◆ The task ◆
Copy out all the lines where "text" shows up.

....

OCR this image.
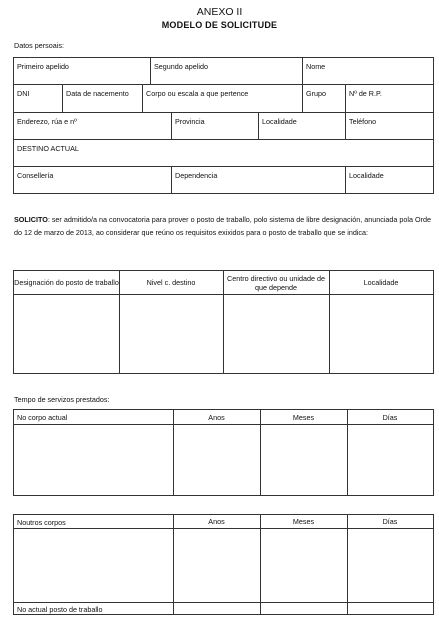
ANEXO II
MODELO DE SOLICITUDE
Datos persoais:
Primeiro apelido	Segundo apelido	Nome
DNI	Data de nacemento	Corpo ou escala a que pertence	Grupo	Nº de R.P.
Enderezo, rúa e nº	Provincia	Localidade	Teléfono
DESTINO ACTUAL
Consellería	Dependencia	Localidade
SOLICITO: ser admitido/a na convocatoria para prover o posto de traballo, polo sistema de libre designación, anunciada pola Orde do 12 de marzo de 2013, ao considerar que reúno os requisitos exixidos para o posto de traballo que se indica:
Designación do posto de traballo	Nivel c. destino	Centro directivo ou unidade de que depende	Localidade
Tempo de servizos prestados:
No corpo actual	Anos	Meses	Días
Noutros corpos	Anos	Meses	Días
No actual posto de traballo
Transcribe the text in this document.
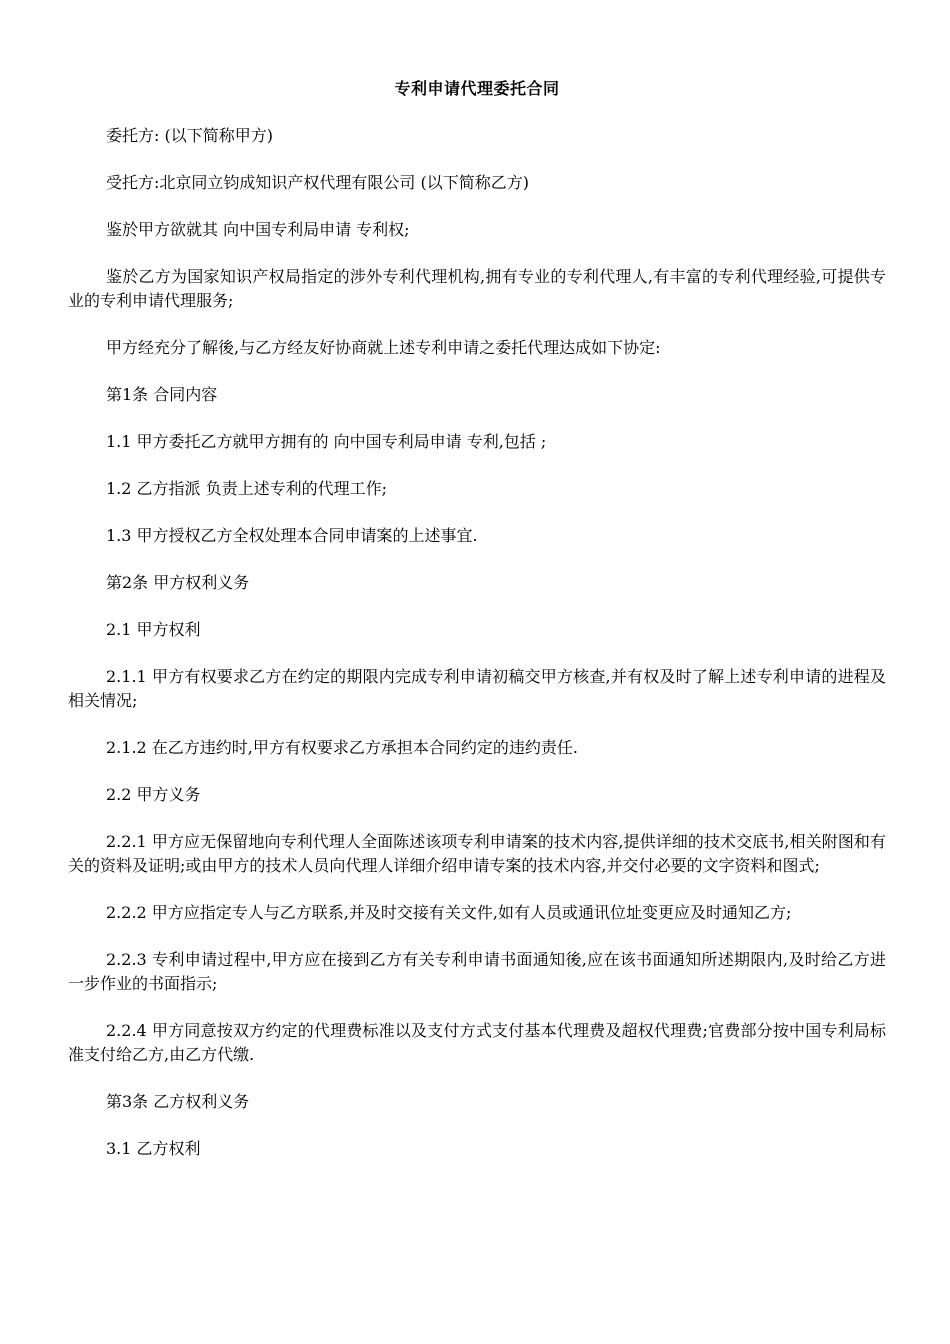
专利申请代理委托合同
委托方: (以下简称甲方)
受托方:北京同立钧成知识产权代理有限公司 (以下简称乙方)
鉴於甲方欲就其 向中国专利局申请 专利权;
鉴於乙方为国家知识产权局指定的涉外专利代理机构,拥有专业的专利代理人,有丰富的专利代理经验,可提供专业的专利申请代理服务;
甲方经充分了解後,与乙方经友好协商就上述专利申请之委托代理达成如下协定:
第1条 合同内容
1.1 甲方委托乙方就甲方拥有的 向中国专利局申请 专利,包括 ;
1.2 乙方指派 负责上述专利的代理工作;
1.3 甲方授权乙方全权处理本合同申请案的上述事宜.
第2条 甲方权利义务
2.1 甲方权利
2.1.1 甲方有权要求乙方在约定的期限内完成专利申请初稿交甲方核查,并有权及时了解上述专利申请的进程及相关情况;
2.1.2 在乙方违约时,甲方有权要求乙方承担本合同约定的违约责任.
2.2 甲方义务
2.2.1 甲方应无保留地向专利代理人全面陈述该项专利申请案的技术内容,提供详细的技术交底书,相关附图和有关的资料及证明;或由甲方的技术人员向代理人详细介绍申请专案的技术内容,并交付必要的文字资料和图式;
2.2.2 甲方应指定专人与乙方联系,并及时交接有关文件,如有人员或通讯位址变更应及时通知乙方;
2.2.3 专利申请过程中,甲方应在接到乙方有关专利申请书面通知後,应在该书面通知所述期限内,及时给乙方进一步作业的书面指示;
2.2.4 甲方同意按双方约定的代理费标准以及支付方式支付基本代理费及超权代理费;官费部分按中国专利局标准支付给乙方,由乙方代缴.
第3条 乙方权利义务
3.1 乙方权利
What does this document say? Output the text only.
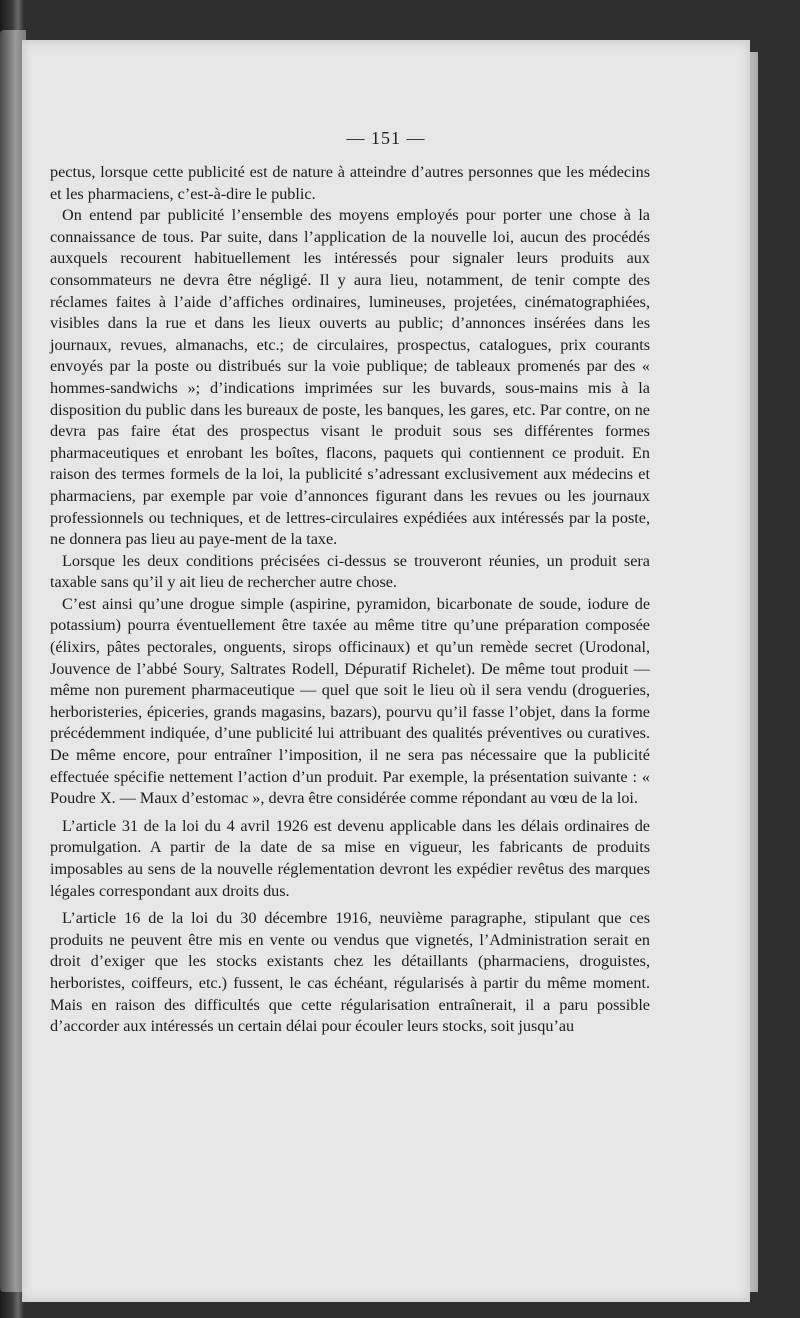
— 151 —

pectus, lorsque cette publicité est de nature à atteindre d’autres personnes que les médecins et les pharmaciens, c’est-à-dire le public.

On entend par publicité l’ensemble des moyens employés pour porter une chose à la connaissance de tous. Par suite, dans l’application de la nouvelle loi, aucun des procédés auxquels recourent habituellement les intéressés pour signaler leurs produits aux consommateurs ne devra être négligé. Il y aura lieu, notamment, de tenir compte des réclames faites à l’aide d’affiches ordinaires, lumineuses, projetées, cinématographiées, visibles dans la rue et dans les lieux ouverts au public; d’annonces insérées dans les journaux, revues, almanachs, etc.; de circulaires, prospectus, catalogues, prix courants envoyés par la poste ou distribués sur la voie publique; de tableaux promenés par des « hommes-sandwichs »; d’indications imprimées sur les buvards, sous-mains mis à la disposition du public dans les bureaux de poste, les banques, les gares, etc. Par contre, on ne devra pas faire état des prospectus visant le produit sous ses différentes formes pharmaceutiques et enrobant les boîtes, flacons, paquets qui contiennent ce produit. En raison des termes formels de la loi, la publicité s’adressant exclusivement aux médecins et pharmaciens, par exemple par voie d’annonces figurant dans les revues ou les journaux professionnels ou techniques, et de lettres-circulaires expédiées aux intéressés par la poste, ne donnera pas lieu au paye-ment de la taxe.

Lorsque les deux conditions précisées ci-dessus se trouveront réunies, un produit sera taxable sans qu’il y ait lieu de rechercher autre chose.

C’est ainsi qu’une drogue simple (aspirine, pyramidon, bicarbonate de soude, iodure de potassium) pourra éventuellement être taxée au même titre qu’une préparation composée (élixirs, pâtes pectorales, onguents, sirops officinaux) et qu’un remède secret (Urodonal, Jouvence de l’abbé Soury, Saltrates Rodell, Dépuratif Richelet). De même tout produit — même non purement pharmaceutique — quel que soit le lieu où il sera vendu (drogueries, herboristeries, épiceries, grands magasins, bazars), pourvu qu’il fasse l’objet, dans la forme précédemment indiquée, d’une publicité lui attribuant des qualités préventives ou curatives. De même encore, pour entraîner l’imposition, il ne sera pas nécessaire que la publicité effectuée spécifie nettement l’action d’un produit. Par exemple, la présentation suivante : « Poudre X. — Maux d’estomac », devra être considérée comme répondant au vœu de la loi.

L’article 31 de la loi du 4 avril 1926 est devenu applicable dans les délais ordinaires de promulgation. A partir de la date de sa mise en vigueur, les fabricants de produits imposables au sens de la nouvelle réglementation devront les expédier revêtus des marques légales correspondant aux droits dus.

L’article 16 de la loi du 30 décembre 1916, neuvième paragraphe, stipulant que ces produits ne peuvent être mis en vente ou vendus que vignetés, l’Administration serait en droit d’exiger que les stocks existants chez les détaillants (pharmaciens, droguistes, herboristes, coiffeurs, etc.) fussent, le cas échéant, régularisés à partir du même moment. Mais en raison des difficultés que cette régularisation entraînerait, il a paru possible d’accorder aux intéressés un certain délai pour écouler leurs stocks, soit jusqu’au
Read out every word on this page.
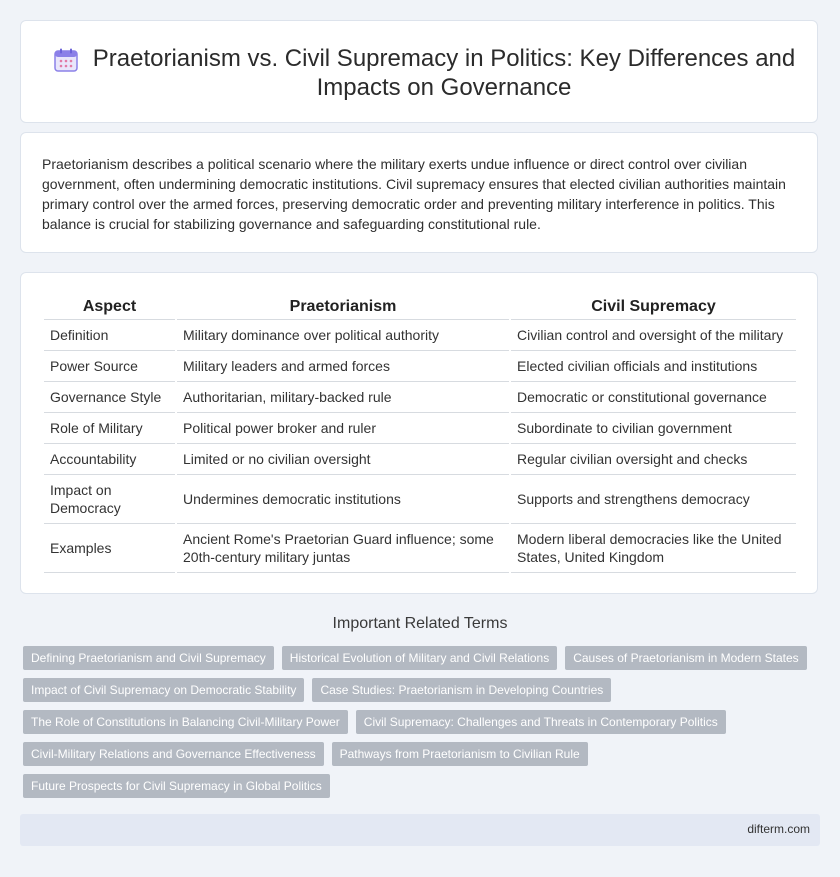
Praetorianism vs. Civil Supremacy in Politics: Key Differences and Impacts on Governance

Praetorianism describes a political scenario where the military exerts undue influence or direct control over civilian government, often undermining democratic institutions. Civil supremacy ensures that elected civilian authorities maintain primary control over the armed forces, preserving democratic order and preventing military interference in politics. This balance is crucial for stabilizing governance and safeguarding constitutional rule.

Aspect	Praetorianism	Civil Supremacy
Definition	Military dominance over political authority	Civilian control and oversight of the military
Power Source	Military leaders and armed forces	Elected civilian officials and institutions
Governance Style	Authoritarian, military-backed rule	Democratic or constitutional governance
Role of Military	Political power broker and ruler	Subordinate to civilian government
Accountability	Limited or no civilian oversight	Regular civilian oversight and checks
Impact on Democracy	Undermines democratic institutions	Supports and strengthens democracy
Examples	Ancient Rome's Praetorian Guard influence; some 20th-century military juntas	Modern liberal democracies like the United States, United Kingdom
Important Related Terms
Defining Praetorianism and Civil Supremacy	Historical Evolution of Military and Civil Relations	Causes of Praetorianism in Modern States
Impact of Civil Supremacy on Democratic Stability	Case Studies: Praetorianism in Developing Countries
The Role of Constitutions in Balancing Civil-Military Power	Civil Supremacy: Challenges and Threats in Contemporary Politics
Civil-Military Relations and Governance Effectiveness	Pathways from Praetorianism to Civilian Rule
Future Prospects for Civil Supremacy in Global Politics
difterm.com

....

◆ Task answer ◆
Transcribe the text in this document.
What does this document say? Output the text only.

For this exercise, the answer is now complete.